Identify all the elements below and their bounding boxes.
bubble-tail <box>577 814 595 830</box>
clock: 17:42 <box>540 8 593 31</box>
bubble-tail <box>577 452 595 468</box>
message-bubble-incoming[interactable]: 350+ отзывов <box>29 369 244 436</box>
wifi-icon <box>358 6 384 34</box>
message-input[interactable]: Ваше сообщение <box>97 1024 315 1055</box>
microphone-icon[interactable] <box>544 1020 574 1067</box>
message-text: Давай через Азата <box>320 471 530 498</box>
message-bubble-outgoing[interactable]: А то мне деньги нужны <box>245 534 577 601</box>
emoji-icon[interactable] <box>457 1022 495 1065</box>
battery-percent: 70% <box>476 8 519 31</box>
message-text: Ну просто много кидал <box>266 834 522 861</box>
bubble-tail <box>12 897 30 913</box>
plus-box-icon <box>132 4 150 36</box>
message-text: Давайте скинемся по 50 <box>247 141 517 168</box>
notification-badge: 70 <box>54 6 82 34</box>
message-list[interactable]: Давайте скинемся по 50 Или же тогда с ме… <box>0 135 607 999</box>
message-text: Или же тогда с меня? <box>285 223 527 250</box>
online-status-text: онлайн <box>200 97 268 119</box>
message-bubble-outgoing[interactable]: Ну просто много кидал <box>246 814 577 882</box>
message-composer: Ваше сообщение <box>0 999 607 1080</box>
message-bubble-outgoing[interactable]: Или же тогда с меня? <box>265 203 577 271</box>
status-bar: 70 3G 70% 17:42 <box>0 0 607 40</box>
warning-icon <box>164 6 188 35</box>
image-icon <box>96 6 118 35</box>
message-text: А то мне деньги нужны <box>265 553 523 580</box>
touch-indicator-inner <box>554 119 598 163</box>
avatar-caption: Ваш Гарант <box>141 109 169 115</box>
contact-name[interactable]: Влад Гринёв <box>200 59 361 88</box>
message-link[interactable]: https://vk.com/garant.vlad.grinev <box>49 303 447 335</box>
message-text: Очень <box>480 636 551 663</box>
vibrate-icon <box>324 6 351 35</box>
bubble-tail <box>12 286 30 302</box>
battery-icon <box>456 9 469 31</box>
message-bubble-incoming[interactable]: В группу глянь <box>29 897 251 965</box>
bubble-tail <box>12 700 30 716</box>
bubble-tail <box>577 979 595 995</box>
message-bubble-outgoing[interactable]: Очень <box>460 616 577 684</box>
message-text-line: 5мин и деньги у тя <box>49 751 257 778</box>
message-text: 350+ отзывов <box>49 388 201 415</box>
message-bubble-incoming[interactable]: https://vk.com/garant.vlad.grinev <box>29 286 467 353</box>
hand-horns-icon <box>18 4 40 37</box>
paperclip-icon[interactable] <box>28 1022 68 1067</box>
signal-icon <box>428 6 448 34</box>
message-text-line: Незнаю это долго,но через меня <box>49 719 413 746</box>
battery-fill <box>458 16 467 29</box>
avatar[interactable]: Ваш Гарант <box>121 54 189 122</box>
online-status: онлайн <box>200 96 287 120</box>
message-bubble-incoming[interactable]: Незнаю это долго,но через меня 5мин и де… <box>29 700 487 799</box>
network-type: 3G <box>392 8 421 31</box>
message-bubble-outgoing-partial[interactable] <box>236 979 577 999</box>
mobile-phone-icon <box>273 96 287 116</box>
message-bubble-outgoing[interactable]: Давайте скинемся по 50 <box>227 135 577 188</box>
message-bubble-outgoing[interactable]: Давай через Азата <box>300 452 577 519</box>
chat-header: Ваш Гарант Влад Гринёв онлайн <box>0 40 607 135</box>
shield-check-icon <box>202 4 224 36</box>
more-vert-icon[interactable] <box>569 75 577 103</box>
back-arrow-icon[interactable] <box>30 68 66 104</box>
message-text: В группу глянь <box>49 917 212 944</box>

■ **Written request**: Retype every row above character for character.

■ **Completed task**:
Identify all the elements below and their bounding boxes.
bubble-tail <box>577 814 595 830</box>
clock: 17:42 <box>540 8 593 31</box>
bubble-tail <box>577 452 595 468</box>
message-bubble-incoming[interactable]: 350+ отзывов <box>29 369 244 436</box>
wifi-icon <box>358 6 384 34</box>
message-input[interactable]: Ваше сообщение <box>97 1024 315 1055</box>
microphone-icon[interactable] <box>544 1020 574 1067</box>
message-text: Давай через Азата <box>320 471 530 498</box>
message-bubble-outgoing[interactable]: А то мне деньги нужны <box>245 534 577 601</box>
emoji-icon[interactable] <box>457 1022 495 1065</box>
battery-percent: 70% <box>476 8 519 31</box>
message-text: Ну просто много кидал <box>266 834 522 861</box>
bubble-tail <box>12 897 30 913</box>
plus-box-icon <box>132 4 150 36</box>
message-text: Давайте скинемся по 50 <box>247 141 517 168</box>
notification-badge: 70 <box>54 6 82 34</box>
message-list[interactable]: Давайте скинемся по 50 Или же тогда с ме… <box>0 135 607 999</box>
message-text: Или же тогда с меня? <box>285 223 527 250</box>
online-status-text: онлайн <box>200 97 268 119</box>
message-bubble-outgoing[interactable]: Ну просто много кидал <box>246 814 577 882</box>
message-composer: Ваше сообщение <box>0 999 607 1080</box>
message-bubble-outgoing[interactable]: Или же тогда с меня? <box>265 203 577 271</box>
status-bar: 70 3G 70% 17:42 <box>0 0 607 40</box>
warning-icon <box>164 6 188 35</box>
image-icon <box>96 6 118 35</box>
message-text: А то мне деньги нужны <box>265 553 523 580</box>
touch-indicator-inner <box>554 119 598 163</box>
avatar-caption: Ваш Гарант <box>141 109 169 115</box>
contact-name[interactable]: Влад Гринёв <box>200 59 361 88</box>
message-link[interactable]: https://vk.com/garant.vlad.grinev <box>49 303 447 335</box>
message-text: Очень <box>480 636 551 663</box>
vibrate-icon <box>324 6 351 35</box>
bubble-tail <box>12 286 30 302</box>
battery-icon <box>456 9 469 31</box>
message-bubble-incoming[interactable]: В группу глянь <box>29 897 251 965</box>
bubble-tail <box>12 700 30 716</box>
bubble-tail <box>577 979 595 995</box>
message-bubble-outgoing[interactable]: Очень <box>460 616 577 684</box>
message-text-line: 5мин и деньги у тя <box>49 751 257 778</box>
message-text: 350+ отзывов <box>49 388 201 415</box>
message-bubble-incoming[interactable]: https://vk.com/garant.vlad.grinev <box>29 286 467 353</box>
hand-horns-icon <box>18 4 40 37</box>
paperclip-icon[interactable] <box>28 1022 68 1067</box>
signal-icon <box>428 6 448 34</box>
message-text-line: Незнаю это долго,но через меня <box>49 719 413 746</box>
battery-fill <box>458 16 467 29</box>
avatar[interactable]: Ваш Гарант <box>121 54 189 122</box>
online-status: онлайн <box>200 96 287 120</box>
message-bubble-incoming[interactable]: Незнаю это долго,но через меня 5мин и де… <box>29 700 487 799</box>
network-type: 3G <box>392 8 421 31</box>
message-bubble-outgoing-partial[interactable] <box>236 979 577 999</box>
mobile-phone-icon <box>273 96 287 116</box>
message-bubble-outgoing[interactable]: Давайте скинемся по 50 <box>227 135 577 188</box>
message-bubble-outgoing[interactable]: Давай через Азата <box>300 452 577 519</box>
chat-header: Ваш Гарант Влад Гринёв онлайн <box>0 40 607 135</box>
shield-check-icon <box>202 4 224 36</box>
more-vert-icon[interactable] <box>569 75 577 103</box>
back-arrow-icon[interactable] <box>30 68 66 104</box>
message-text: В группу глянь <box>49 917 212 944</box>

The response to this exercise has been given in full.